> _LISTED RECORDS_:
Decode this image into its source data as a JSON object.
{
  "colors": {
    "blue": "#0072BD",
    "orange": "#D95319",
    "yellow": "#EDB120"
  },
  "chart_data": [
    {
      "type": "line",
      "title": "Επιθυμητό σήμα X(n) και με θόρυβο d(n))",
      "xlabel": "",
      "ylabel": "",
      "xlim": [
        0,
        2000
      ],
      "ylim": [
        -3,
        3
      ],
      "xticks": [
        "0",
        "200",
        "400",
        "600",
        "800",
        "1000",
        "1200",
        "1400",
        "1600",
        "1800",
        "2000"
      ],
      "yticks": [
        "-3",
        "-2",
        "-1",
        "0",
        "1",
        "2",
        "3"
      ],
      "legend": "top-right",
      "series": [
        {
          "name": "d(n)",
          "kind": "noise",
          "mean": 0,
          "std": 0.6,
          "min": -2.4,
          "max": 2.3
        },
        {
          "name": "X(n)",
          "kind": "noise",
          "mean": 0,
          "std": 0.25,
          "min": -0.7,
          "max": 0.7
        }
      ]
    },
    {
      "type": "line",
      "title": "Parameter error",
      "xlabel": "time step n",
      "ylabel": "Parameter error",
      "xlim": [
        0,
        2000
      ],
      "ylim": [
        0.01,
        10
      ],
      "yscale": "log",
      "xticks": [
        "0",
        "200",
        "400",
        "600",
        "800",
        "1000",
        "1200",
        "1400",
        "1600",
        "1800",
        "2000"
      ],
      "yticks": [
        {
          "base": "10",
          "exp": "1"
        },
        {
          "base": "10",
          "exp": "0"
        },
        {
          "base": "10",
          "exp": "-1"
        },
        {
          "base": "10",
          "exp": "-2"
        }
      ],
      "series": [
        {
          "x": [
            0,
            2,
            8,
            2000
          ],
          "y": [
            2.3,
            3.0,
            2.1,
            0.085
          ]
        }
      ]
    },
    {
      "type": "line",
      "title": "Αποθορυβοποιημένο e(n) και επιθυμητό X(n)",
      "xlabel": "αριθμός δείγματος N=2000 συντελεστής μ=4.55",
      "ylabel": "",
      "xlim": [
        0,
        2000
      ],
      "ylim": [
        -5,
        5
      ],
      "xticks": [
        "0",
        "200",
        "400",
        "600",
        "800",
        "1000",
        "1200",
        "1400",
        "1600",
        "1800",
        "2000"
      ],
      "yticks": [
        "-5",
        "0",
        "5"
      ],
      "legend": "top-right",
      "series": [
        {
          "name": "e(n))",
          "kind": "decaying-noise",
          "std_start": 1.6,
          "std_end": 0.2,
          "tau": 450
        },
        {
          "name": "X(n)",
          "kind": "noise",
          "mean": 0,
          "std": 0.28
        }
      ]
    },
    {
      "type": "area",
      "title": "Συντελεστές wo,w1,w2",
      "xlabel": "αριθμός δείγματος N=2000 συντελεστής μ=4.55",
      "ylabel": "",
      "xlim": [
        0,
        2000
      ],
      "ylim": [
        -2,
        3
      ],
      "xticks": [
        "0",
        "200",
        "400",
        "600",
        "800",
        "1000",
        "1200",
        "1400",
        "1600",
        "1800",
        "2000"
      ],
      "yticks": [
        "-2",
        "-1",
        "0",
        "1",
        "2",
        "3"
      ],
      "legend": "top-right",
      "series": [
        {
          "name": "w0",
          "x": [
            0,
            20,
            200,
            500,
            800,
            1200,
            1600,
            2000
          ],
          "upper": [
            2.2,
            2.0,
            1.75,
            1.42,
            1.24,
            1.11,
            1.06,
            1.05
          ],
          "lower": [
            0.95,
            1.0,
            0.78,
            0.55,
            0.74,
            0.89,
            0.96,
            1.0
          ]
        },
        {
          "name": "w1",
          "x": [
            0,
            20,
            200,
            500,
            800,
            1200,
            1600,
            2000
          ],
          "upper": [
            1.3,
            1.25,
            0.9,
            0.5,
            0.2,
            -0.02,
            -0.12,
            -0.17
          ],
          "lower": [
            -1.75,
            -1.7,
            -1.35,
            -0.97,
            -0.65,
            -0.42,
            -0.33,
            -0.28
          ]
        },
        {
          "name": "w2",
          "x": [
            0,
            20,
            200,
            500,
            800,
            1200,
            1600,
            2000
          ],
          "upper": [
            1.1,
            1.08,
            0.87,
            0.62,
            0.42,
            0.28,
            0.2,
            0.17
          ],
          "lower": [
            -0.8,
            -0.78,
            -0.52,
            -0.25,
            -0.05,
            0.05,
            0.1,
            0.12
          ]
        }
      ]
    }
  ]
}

> _REQUEST_: Identify every line above that includes the word "error", and show those lines.

> _REPLY_:
      "title": "Parameter error",
      "ylabel": "Parameter error",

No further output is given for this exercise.